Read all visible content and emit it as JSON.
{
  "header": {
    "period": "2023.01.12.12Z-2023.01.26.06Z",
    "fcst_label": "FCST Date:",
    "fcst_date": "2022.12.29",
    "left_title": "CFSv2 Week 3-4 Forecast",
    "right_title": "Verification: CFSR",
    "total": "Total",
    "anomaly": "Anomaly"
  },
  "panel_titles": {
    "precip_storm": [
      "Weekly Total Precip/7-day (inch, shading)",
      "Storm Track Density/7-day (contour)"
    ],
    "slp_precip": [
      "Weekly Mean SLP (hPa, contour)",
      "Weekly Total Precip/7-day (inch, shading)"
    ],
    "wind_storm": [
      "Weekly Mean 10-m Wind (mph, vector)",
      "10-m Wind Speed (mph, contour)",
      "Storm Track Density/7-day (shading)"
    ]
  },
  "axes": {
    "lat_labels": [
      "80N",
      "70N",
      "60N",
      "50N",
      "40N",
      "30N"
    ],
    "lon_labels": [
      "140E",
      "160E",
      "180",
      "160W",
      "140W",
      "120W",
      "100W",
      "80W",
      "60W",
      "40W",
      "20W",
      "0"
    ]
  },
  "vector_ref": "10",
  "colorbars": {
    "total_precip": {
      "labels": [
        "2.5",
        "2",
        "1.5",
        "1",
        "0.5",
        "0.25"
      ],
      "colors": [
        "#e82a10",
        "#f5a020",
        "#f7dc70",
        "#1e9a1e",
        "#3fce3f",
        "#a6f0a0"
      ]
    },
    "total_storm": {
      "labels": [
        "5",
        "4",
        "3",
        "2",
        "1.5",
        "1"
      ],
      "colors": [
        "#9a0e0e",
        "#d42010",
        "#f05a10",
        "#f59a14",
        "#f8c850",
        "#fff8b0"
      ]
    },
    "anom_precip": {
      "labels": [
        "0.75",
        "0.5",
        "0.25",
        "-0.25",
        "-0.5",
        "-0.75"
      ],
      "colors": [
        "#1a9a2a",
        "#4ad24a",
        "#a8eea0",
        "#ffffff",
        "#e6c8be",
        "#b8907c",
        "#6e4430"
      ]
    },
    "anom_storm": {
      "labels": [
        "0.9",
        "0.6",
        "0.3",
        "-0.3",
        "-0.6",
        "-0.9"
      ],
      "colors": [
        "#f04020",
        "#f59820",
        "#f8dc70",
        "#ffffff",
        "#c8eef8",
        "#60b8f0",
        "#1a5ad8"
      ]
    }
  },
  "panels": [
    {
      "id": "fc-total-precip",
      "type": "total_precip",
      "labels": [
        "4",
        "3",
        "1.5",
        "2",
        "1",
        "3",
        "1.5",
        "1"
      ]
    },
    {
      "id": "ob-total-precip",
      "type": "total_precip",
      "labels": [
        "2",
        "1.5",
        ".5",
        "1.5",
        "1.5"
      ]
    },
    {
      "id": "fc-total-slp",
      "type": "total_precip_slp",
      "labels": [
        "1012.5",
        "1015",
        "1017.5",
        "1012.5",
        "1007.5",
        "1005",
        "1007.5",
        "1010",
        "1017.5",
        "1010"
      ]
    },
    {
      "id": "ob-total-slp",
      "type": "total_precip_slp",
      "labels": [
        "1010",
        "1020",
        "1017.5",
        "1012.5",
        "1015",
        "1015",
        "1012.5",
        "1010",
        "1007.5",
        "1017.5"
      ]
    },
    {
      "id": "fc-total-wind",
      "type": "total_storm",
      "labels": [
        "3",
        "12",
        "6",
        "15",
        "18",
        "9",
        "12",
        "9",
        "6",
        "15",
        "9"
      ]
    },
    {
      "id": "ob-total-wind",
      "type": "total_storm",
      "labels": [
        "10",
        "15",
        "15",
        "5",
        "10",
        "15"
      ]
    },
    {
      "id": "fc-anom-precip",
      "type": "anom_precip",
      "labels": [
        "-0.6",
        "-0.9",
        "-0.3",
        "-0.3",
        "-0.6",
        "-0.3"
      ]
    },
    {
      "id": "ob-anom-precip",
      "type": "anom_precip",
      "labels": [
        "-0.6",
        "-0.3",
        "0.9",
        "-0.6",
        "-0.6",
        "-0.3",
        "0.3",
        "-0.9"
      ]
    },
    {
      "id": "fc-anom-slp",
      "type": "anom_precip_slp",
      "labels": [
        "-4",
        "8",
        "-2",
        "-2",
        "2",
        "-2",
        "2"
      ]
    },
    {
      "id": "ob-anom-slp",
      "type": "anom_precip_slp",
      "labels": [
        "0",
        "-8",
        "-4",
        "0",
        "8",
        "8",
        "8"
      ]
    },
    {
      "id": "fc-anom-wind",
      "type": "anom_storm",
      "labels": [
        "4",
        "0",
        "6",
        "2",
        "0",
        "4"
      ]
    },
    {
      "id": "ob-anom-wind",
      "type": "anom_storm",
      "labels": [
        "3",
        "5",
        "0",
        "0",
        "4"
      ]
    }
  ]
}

□ □ □

Required task:
How many of the lines above include the word "contour"? Respond with the number alone.

Result for this task:
3